- **Given problem**: Gather from the material every line that contains the string "งใสของสำน".

- **Stored data**:
*-*-*
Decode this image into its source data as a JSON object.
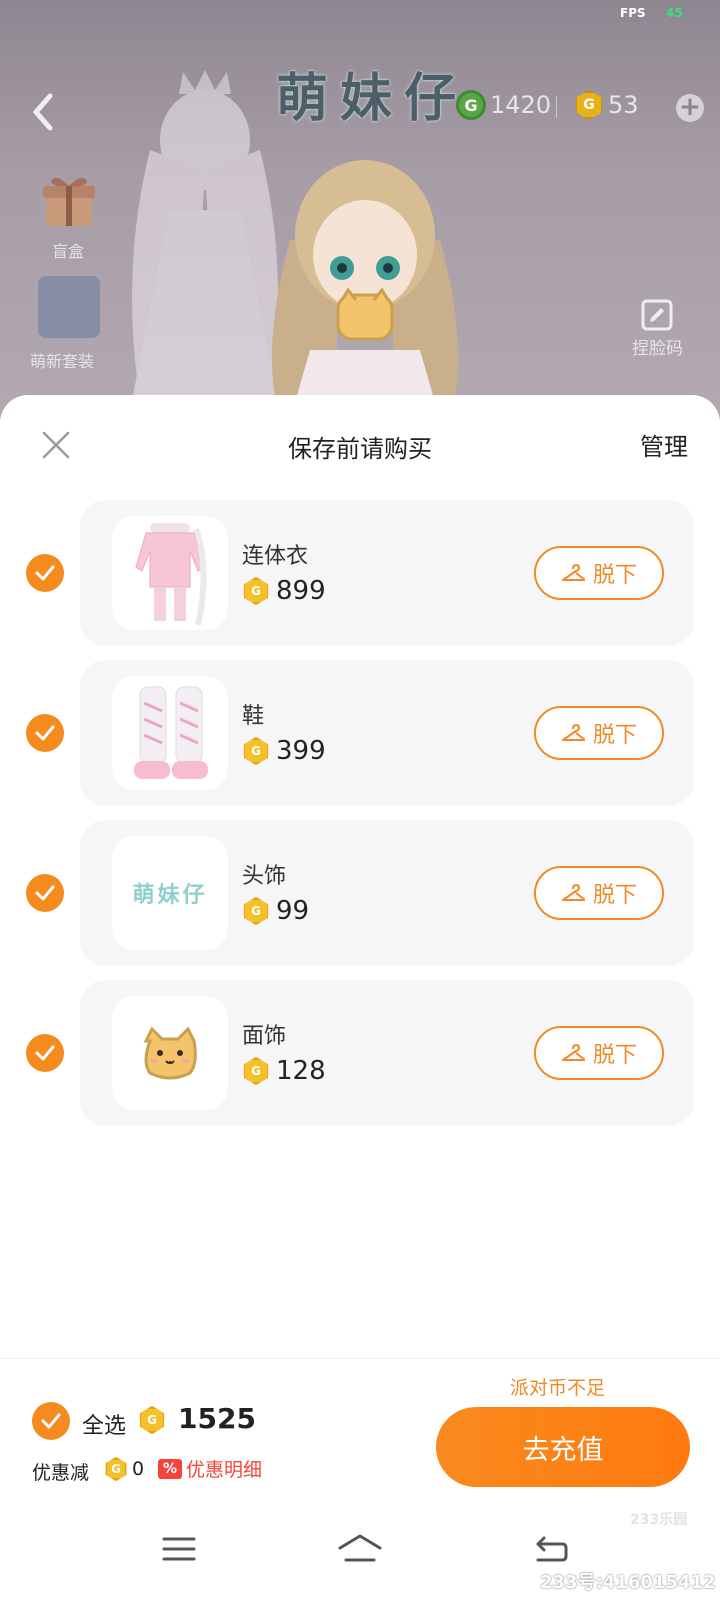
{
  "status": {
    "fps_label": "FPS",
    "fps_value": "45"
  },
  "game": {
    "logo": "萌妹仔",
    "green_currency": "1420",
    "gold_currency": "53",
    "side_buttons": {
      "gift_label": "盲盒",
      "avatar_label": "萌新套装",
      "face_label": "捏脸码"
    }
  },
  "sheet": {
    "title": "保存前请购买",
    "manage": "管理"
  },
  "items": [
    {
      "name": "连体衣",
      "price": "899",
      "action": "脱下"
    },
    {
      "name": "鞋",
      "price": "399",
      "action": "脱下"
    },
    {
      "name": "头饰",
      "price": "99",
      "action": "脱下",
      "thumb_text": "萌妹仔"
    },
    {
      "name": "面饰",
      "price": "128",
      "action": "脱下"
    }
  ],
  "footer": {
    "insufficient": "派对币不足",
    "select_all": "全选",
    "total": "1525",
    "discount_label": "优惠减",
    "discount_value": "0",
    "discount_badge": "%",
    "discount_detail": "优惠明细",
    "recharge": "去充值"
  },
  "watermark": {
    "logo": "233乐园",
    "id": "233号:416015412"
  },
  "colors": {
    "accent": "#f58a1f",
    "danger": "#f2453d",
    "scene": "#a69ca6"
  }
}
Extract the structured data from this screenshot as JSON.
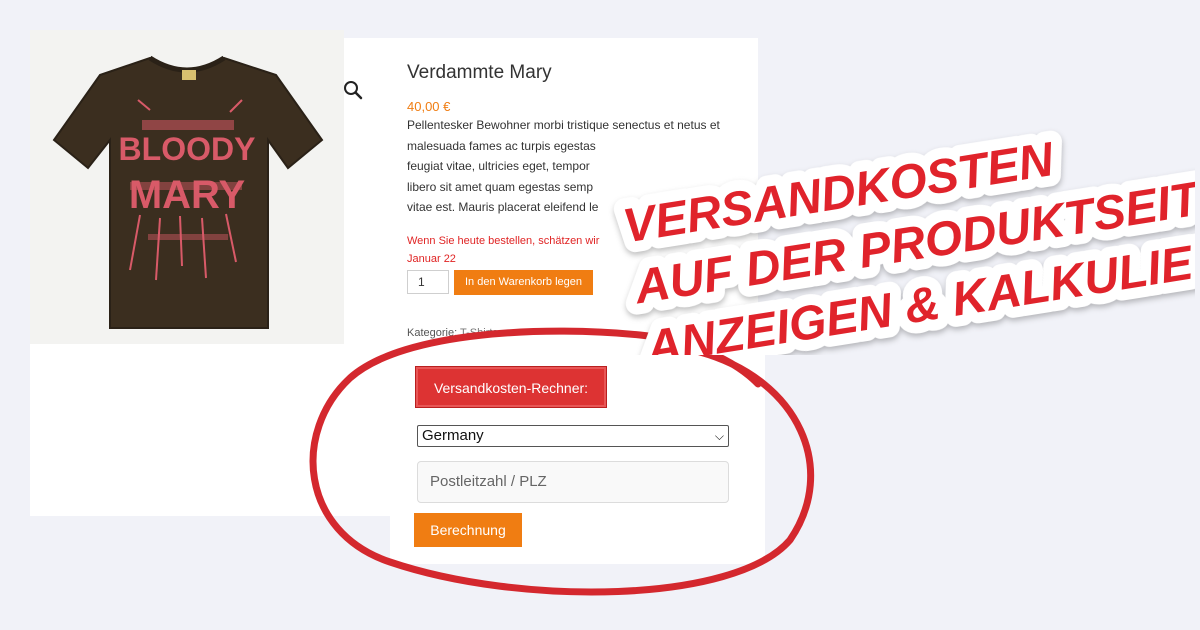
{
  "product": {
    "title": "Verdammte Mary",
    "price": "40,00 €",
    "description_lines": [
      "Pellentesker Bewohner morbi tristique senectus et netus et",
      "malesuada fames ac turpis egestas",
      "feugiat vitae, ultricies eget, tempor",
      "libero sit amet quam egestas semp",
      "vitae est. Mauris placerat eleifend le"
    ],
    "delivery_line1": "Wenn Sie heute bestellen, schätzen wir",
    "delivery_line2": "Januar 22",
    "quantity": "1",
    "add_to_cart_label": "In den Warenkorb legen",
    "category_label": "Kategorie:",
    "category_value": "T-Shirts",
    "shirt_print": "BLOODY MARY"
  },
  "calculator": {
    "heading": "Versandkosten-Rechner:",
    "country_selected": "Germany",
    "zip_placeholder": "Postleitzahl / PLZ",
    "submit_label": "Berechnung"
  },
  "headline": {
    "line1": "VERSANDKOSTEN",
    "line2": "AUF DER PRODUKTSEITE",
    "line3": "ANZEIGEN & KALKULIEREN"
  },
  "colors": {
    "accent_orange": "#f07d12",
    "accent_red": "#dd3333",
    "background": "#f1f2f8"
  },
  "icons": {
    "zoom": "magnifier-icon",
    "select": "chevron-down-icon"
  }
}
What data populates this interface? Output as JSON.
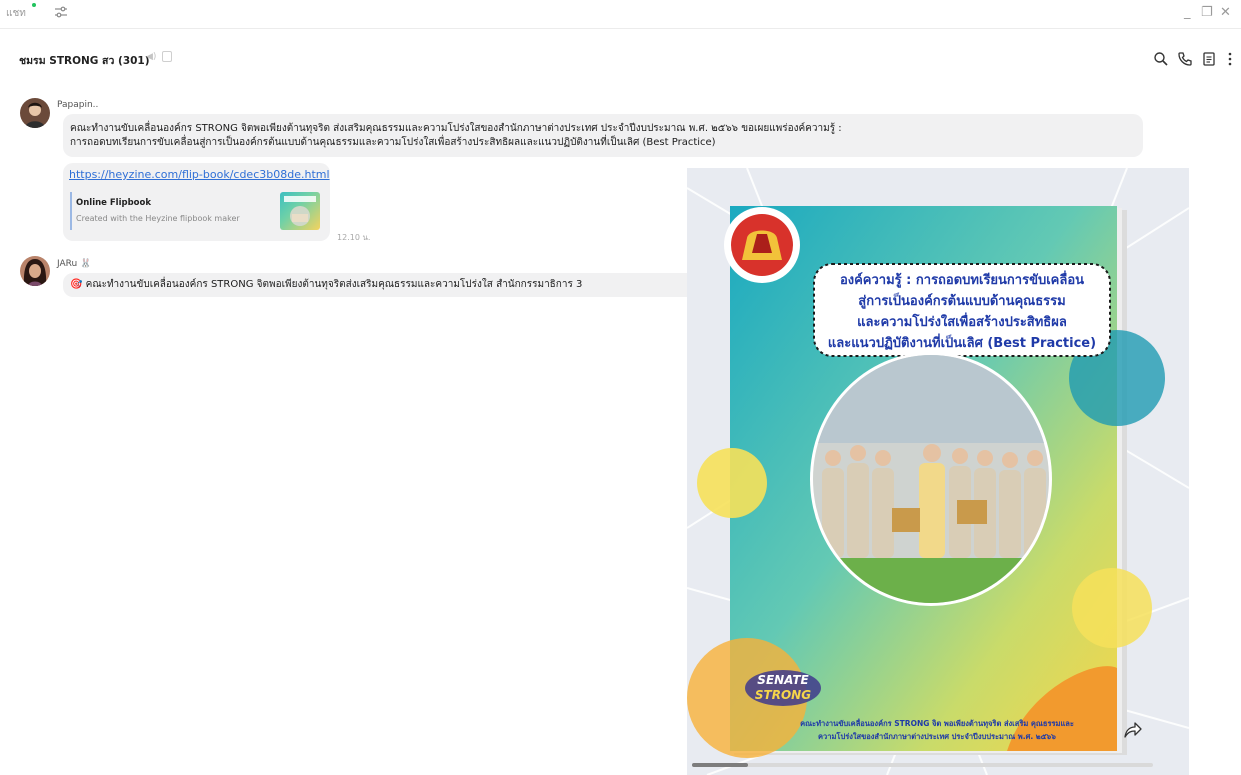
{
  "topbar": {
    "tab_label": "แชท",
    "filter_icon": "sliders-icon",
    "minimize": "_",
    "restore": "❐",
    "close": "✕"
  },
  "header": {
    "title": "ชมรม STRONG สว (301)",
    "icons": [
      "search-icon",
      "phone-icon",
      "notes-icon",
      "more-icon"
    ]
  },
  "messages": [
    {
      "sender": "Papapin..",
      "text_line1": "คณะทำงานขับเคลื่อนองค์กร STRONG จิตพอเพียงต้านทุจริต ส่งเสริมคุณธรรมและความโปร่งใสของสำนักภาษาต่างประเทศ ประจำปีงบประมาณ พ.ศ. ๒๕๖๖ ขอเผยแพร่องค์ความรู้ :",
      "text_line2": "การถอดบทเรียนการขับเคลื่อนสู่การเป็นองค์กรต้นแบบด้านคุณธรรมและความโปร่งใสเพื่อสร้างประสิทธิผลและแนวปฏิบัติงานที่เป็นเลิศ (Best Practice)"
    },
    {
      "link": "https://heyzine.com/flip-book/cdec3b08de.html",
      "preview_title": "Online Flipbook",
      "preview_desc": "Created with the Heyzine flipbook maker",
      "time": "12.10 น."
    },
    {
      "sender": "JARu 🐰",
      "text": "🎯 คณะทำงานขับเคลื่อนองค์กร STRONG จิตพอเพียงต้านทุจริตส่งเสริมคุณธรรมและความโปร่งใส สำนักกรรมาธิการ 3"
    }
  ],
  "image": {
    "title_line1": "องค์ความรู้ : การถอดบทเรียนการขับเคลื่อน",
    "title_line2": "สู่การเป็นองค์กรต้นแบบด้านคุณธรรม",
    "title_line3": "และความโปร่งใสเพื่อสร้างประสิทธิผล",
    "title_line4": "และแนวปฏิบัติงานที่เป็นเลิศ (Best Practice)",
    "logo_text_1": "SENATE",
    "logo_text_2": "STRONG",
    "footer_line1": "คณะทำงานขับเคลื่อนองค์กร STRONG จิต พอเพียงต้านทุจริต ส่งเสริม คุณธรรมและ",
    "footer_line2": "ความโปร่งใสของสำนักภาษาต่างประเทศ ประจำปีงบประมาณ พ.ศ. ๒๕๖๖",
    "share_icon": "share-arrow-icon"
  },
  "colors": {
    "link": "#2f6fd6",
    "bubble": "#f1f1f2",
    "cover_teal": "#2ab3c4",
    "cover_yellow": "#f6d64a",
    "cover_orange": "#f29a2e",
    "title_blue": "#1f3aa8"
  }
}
*-*-*
- **Complete output**:
      "text_line1": "คณะทำงานขับเคลื่อนองค์กร STRONG จิตพอเพียงต้านทุจริต ส่งเสริมคุณธรรมและความโปร่งใสของสำนักภาษาต่างประเทศ ประจำปีงบประมาณ พ.ศ. ๒๕๖๖ ขอเผยแพร่องค์ความรู้ :",
    "footer_line2": "ความโปร่งใสของสำนักภาษาต่างประเทศ ประจำปีงบประมาณ พ.ศ. ๒๕๖๖",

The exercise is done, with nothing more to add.